* **Data for processing**
■ ■ ■ ■ ■
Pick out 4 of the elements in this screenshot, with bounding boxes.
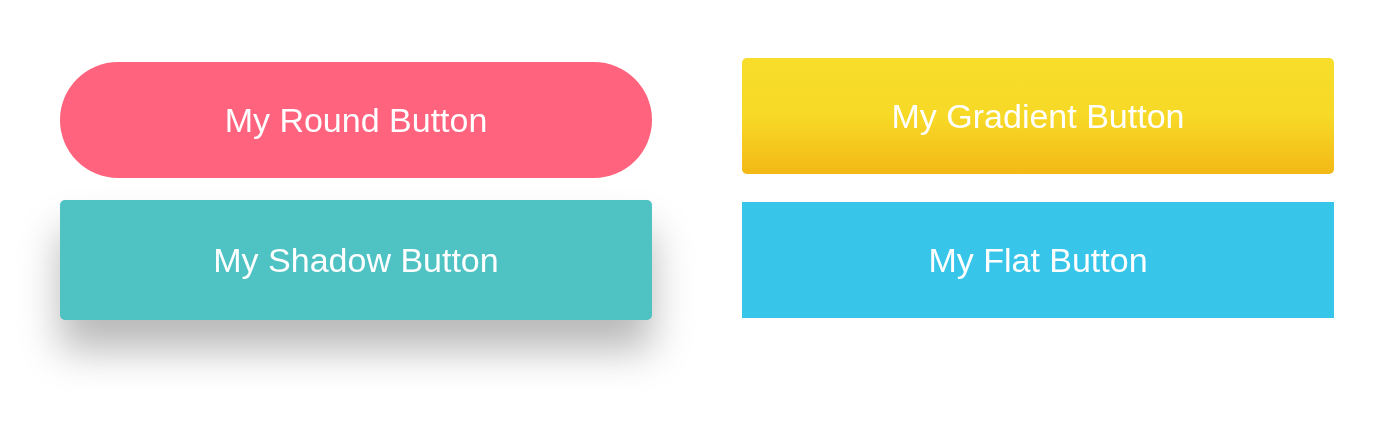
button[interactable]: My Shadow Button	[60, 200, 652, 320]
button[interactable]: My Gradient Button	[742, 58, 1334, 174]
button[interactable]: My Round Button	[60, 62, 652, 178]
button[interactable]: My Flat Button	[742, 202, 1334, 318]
■ ■ ■ ■ ■
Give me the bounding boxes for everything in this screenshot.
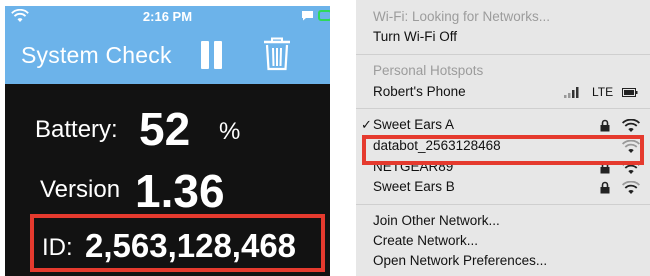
■ ■ ■ ■ ■
* **Task details**
Copy the material above, everything from the line containing "Pick out 4 of" down to the line containing "button[interactable]: My Flat", with both of those lines included. Leave the pictures out of your copy.

* **Result of the task**
Pick out 4 of the elements in this screenshot, with bounding boxes.
button[interactable]: My Shadow Button	[60, 200, 652, 320]
button[interactable]: My Gradient Button	[742, 58, 1334, 174]
button[interactable]: My Round Button	[60, 62, 652, 178]
button[interactable]: My Flat Button	[742, 202, 1334, 318]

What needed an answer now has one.